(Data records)
* * *
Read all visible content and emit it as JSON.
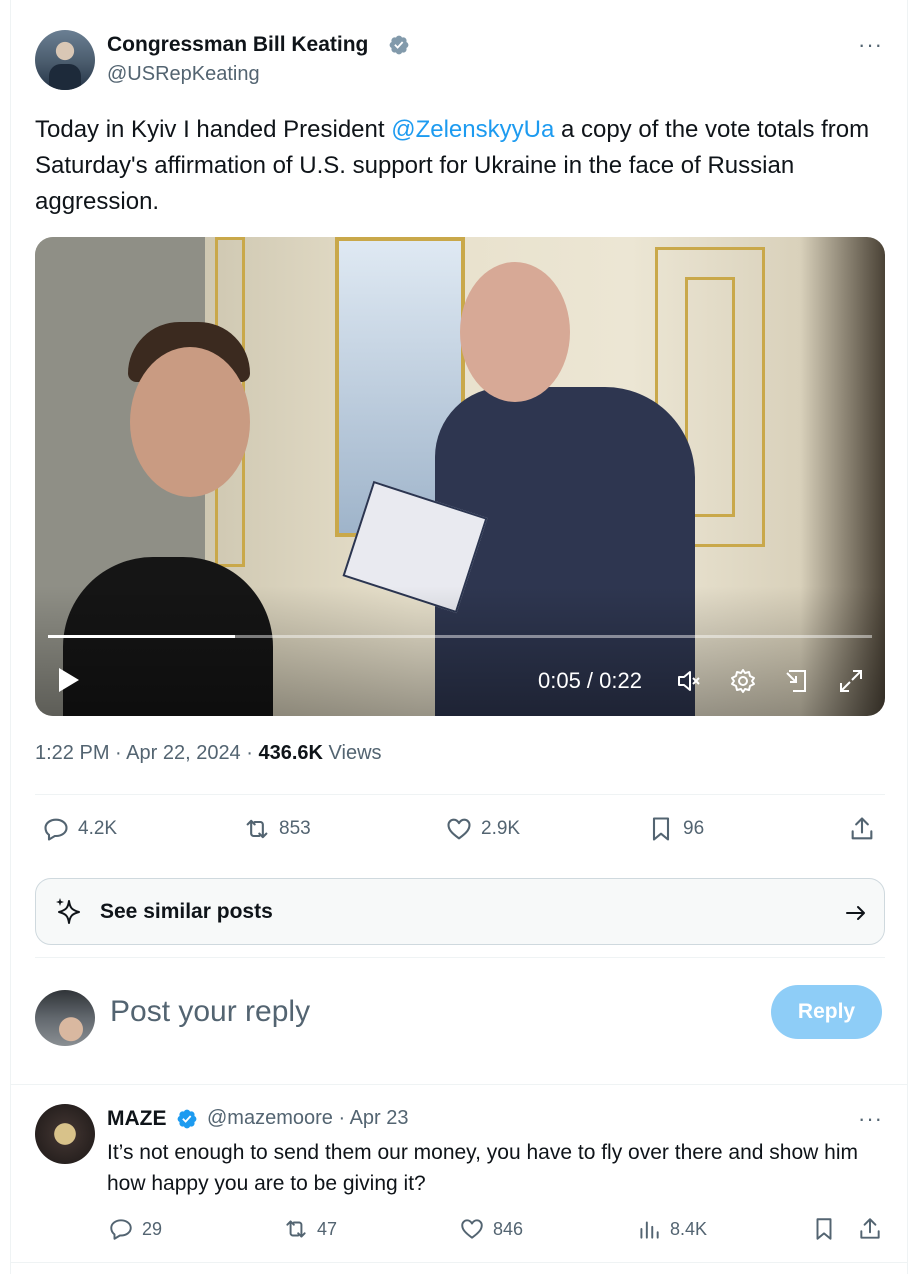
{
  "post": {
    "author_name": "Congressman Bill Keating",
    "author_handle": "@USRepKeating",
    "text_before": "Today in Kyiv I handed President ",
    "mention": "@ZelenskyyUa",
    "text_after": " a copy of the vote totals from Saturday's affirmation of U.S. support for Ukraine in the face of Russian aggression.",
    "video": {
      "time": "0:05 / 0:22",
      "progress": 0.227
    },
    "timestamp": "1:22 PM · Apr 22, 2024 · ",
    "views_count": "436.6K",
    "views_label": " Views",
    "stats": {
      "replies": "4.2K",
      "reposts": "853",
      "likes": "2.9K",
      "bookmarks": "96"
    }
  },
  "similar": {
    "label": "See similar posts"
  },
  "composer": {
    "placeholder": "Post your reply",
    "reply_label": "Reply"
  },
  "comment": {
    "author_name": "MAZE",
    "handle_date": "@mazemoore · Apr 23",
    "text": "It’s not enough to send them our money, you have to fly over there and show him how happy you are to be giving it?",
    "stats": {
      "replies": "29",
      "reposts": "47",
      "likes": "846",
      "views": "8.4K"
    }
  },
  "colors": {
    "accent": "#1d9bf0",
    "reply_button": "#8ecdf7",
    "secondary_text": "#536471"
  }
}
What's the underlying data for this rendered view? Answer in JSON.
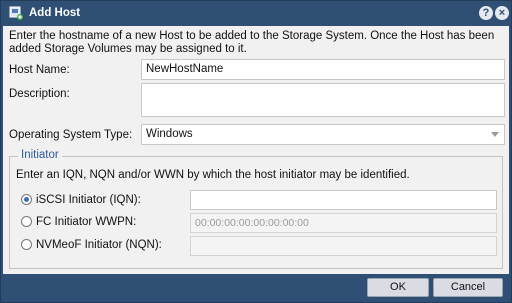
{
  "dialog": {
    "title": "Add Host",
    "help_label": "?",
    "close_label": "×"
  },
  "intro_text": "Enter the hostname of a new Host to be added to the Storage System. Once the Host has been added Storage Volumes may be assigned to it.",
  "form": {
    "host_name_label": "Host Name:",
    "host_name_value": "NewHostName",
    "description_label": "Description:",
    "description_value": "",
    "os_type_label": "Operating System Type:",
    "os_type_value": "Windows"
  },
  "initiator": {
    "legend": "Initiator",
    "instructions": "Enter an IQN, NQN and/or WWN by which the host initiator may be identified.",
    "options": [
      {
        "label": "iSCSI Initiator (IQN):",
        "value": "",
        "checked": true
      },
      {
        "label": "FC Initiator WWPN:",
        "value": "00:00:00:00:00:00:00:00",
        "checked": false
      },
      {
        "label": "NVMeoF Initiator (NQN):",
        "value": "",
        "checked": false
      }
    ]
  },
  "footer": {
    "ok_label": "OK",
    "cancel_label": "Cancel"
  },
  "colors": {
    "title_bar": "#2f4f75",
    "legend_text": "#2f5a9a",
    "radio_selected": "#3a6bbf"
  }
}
* * *
*SET EXERCISE*: All preceding records should be duplicated verbatim, images excepted.

*PROBLEM SOLUTION*:
Read all visible content and emit it as JSON.
{
  "post": {
    "author_name": "Congressman Bill Keating",
    "author_handle": "@USRepKeating",
    "text_before": "Today in Kyiv I handed President ",
    "mention": "@ZelenskyyUa",
    "text_after": " a copy of the vote totals from Saturday's affirmation of U.S. support for Ukraine in the face of Russian aggression.",
    "video": {
      "time": "0:05 / 0:22",
      "progress": 0.227
    },
    "timestamp": "1:22 PM · Apr 22, 2024 · ",
    "views_count": "436.6K",
    "views_label": " Views",
    "stats": {
      "replies": "4.2K",
      "reposts": "853",
      "likes": "2.9K",
      "bookmarks": "96"
    }
  },
  "similar": {
    "label": "See similar posts"
  },
  "composer": {
    "placeholder": "Post your reply",
    "reply_label": "Reply"
  },
  "comment": {
    "author_name": "MAZE",
    "handle_date": "@mazemoore · Apr 23",
    "text": "It’s not enough to send them our money, you have to fly over there and show him how happy you are to be giving it?",
    "stats": {
      "replies": "29",
      "reposts": "47",
      "likes": "846",
      "views": "8.4K"
    }
  },
  "colors": {
    "accent": "#1d9bf0",
    "reply_button": "#8ecdf7",
    "secondary_text": "#536471"
  }
}
What's the underlying data for this rendered view? Answer in JSON.
{
  "dialog": {
    "title": "Add Host",
    "help_label": "?",
    "close_label": "×"
  },
  "intro_text": "Enter the hostname of a new Host to be added to the Storage System. Once the Host has been added Storage Volumes may be assigned to it.",
  "form": {
    "host_name_label": "Host Name:",
    "host_name_value": "NewHostName",
    "description_label": "Description:",
    "description_value": "",
    "os_type_label": "Operating System Type:",
    "os_type_value": "Windows"
  },
  "initiator": {
    "legend": "Initiator",
    "instructions": "Enter an IQN, NQN and/or WWN by which the host initiator may be identified.",
    "options": [
      {
        "label": "iSCSI Initiator (IQN):",
        "value": "",
        "checked": true
      },
      {
        "label": "FC Initiator WWPN:",
        "value": "00:00:00:00:00:00:00:00",
        "checked": false
      },
      {
        "label": "NVMeoF Initiator (NQN):",
        "value": "",
        "checked": false
      }
    ]
  },
  "footer": {
    "ok_label": "OK",
    "cancel_label": "Cancel"
  },
  "colors": {
    "title_bar": "#2f4f75",
    "legend_text": "#2f5a9a",
    "radio_selected": "#3a6bbf"
  }
}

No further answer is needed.